• **AIM**: Copy the material from its first line through the line containing "column-header: Contract bbox=[328, 187, 464, 228]", swapping "Commerce" for "Billing" and leaving everything else untouched.

Layout dataset entries:
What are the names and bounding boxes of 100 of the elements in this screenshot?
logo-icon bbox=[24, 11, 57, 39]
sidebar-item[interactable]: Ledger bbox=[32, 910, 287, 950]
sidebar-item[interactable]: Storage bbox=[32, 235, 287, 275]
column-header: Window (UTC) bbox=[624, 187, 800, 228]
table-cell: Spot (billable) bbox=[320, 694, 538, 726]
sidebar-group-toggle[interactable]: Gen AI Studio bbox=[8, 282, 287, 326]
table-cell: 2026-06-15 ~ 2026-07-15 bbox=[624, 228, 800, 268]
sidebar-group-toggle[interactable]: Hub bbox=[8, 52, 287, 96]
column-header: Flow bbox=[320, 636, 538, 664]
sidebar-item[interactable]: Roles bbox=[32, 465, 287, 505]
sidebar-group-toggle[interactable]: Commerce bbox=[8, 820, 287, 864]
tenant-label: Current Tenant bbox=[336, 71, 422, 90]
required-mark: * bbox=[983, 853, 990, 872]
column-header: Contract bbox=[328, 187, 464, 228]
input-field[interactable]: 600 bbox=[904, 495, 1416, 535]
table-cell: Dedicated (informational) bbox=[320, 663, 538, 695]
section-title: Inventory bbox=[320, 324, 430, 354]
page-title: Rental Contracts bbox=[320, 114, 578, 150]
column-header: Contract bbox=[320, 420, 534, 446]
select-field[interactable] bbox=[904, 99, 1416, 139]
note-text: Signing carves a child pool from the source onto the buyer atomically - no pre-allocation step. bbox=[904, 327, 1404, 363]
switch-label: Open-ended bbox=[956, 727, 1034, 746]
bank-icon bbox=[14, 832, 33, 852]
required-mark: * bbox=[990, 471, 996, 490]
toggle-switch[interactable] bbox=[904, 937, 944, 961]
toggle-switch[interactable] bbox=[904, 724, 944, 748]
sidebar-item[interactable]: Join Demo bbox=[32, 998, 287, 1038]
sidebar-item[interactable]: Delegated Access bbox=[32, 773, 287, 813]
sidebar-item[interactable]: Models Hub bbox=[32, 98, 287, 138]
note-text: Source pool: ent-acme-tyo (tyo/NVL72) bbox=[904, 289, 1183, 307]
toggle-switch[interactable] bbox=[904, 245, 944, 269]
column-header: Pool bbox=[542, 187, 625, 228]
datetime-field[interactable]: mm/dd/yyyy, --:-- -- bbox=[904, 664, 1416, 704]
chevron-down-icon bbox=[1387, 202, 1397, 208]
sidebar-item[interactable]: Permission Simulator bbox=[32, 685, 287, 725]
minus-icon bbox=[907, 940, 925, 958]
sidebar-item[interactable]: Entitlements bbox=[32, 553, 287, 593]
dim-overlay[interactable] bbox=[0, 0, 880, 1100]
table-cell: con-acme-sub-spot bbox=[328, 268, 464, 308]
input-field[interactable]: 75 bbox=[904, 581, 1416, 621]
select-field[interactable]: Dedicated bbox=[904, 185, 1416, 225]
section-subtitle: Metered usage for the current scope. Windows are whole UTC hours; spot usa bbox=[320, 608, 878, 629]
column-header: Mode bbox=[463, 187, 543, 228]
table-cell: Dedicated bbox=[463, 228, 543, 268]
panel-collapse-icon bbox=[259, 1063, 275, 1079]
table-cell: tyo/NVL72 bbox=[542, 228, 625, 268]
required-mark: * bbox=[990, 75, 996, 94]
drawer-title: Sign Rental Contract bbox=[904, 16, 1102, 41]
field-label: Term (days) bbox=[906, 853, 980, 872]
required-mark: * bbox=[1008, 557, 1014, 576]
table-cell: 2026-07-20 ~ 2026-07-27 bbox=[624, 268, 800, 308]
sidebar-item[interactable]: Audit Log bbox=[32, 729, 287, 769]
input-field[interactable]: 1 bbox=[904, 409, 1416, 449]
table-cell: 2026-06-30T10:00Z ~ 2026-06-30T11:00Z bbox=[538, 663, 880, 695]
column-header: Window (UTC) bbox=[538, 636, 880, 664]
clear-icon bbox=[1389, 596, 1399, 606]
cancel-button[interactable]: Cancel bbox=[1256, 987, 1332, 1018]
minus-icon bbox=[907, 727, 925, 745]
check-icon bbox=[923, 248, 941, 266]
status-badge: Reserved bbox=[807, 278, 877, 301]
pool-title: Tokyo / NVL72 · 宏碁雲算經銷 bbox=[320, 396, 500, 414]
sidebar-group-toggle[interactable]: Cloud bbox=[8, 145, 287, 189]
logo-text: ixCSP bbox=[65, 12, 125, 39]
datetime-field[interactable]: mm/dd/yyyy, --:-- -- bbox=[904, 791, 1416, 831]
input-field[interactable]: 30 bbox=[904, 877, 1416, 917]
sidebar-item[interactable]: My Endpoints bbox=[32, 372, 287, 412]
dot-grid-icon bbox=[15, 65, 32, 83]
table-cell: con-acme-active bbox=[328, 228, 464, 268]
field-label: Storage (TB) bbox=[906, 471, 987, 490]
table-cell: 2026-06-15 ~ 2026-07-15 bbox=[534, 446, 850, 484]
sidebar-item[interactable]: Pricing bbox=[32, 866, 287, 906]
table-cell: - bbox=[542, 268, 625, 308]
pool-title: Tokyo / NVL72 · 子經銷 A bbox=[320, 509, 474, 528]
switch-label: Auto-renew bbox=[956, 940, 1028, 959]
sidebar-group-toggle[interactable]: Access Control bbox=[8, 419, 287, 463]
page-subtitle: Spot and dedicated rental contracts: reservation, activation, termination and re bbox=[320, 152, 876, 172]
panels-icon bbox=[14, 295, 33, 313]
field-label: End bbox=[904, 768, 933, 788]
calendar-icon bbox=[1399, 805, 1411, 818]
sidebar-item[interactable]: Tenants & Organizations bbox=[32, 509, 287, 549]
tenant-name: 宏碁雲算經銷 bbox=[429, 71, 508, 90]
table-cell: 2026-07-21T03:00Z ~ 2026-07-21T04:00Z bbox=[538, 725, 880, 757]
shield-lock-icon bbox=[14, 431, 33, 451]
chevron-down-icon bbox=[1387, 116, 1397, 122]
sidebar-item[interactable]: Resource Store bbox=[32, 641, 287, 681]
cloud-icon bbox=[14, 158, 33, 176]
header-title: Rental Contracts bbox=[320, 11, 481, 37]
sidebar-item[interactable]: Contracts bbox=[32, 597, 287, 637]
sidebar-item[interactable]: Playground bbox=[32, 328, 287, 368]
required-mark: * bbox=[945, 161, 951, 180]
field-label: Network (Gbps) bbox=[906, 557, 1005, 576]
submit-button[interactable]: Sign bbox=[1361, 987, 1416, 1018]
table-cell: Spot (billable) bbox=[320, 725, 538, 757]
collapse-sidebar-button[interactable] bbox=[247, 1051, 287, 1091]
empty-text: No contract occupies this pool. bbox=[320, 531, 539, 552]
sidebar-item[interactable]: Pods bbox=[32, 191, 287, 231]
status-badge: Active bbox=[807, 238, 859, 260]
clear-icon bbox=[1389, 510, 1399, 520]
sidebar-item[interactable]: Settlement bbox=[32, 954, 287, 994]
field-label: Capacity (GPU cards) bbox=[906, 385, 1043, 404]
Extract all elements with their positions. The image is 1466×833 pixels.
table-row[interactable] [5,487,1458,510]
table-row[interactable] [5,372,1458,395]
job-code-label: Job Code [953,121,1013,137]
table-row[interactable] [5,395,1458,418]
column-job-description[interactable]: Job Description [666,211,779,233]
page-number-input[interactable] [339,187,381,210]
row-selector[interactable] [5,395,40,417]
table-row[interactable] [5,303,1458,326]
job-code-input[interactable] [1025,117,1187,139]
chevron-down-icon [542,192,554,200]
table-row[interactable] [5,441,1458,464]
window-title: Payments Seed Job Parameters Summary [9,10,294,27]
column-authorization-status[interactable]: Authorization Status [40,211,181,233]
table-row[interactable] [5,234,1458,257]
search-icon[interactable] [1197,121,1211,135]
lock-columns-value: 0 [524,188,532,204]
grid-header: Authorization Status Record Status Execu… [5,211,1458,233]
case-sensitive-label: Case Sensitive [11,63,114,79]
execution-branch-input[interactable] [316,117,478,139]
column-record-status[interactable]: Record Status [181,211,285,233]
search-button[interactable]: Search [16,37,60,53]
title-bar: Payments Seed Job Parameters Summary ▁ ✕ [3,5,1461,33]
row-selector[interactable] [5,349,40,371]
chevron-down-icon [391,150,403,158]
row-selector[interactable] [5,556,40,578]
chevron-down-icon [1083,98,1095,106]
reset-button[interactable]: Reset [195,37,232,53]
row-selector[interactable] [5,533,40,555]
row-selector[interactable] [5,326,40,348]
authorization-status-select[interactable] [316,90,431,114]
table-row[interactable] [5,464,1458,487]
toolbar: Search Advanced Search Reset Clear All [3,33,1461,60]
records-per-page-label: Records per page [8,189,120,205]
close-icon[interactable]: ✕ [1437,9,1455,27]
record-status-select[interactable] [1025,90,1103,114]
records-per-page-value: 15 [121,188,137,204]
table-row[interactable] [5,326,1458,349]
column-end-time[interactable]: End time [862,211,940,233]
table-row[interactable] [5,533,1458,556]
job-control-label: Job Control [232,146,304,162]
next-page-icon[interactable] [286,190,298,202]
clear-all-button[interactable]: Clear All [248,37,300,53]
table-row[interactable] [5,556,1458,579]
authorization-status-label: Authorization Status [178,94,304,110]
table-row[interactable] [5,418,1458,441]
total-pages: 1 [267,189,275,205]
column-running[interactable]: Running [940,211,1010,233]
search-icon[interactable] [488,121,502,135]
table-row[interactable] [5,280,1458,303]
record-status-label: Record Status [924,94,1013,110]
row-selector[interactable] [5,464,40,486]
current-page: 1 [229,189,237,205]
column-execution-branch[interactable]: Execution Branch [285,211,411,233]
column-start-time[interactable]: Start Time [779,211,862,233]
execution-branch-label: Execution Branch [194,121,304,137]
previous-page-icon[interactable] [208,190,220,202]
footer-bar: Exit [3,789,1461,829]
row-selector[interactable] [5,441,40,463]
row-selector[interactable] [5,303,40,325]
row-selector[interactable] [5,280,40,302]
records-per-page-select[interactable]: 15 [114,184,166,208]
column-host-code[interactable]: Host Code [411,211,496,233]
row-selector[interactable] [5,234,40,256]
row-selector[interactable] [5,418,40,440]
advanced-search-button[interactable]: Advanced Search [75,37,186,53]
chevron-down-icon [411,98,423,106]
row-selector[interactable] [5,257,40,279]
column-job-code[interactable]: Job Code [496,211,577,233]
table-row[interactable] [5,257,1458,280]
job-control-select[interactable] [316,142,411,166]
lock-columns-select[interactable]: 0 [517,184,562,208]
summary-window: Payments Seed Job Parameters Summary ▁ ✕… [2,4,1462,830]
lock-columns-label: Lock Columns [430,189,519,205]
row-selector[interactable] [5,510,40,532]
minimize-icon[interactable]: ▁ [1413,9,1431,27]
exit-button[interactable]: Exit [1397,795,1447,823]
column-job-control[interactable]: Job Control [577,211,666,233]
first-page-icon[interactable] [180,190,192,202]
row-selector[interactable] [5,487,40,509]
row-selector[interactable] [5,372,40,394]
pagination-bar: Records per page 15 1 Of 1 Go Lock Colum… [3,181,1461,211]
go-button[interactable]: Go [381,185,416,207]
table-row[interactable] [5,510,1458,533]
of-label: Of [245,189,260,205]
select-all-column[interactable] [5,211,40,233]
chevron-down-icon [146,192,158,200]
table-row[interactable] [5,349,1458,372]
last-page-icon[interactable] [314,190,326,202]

• **EXERCISE ANSWER**:
What are the names and bounding boxes of 100 of the elements in this screenshot?
logo-icon bbox=[24, 11, 57, 39]
sidebar-item[interactable]: Ledger bbox=[32, 910, 287, 950]
sidebar-item[interactable]: Storage bbox=[32, 235, 287, 275]
column-header: Window (UTC) bbox=[624, 187, 800, 228]
table-cell: Spot (billable) bbox=[320, 694, 538, 726]
sidebar-group-toggle[interactable]: Gen AI Studio bbox=[8, 282, 287, 326]
table-cell: 2026-06-15 ~ 2026-07-15 bbox=[624, 228, 800, 268]
sidebar-group-toggle[interactable]: Hub bbox=[8, 52, 287, 96]
column-header: Flow bbox=[320, 636, 538, 664]
sidebar-item[interactable]: Roles bbox=[32, 465, 287, 505]
sidebar-group-toggle[interactable]: Billing bbox=[8, 820, 287, 864]
tenant-label: Current Tenant bbox=[336, 71, 422, 90]
required-mark: * bbox=[983, 853, 990, 872]
column-header: Contract bbox=[328, 187, 464, 228]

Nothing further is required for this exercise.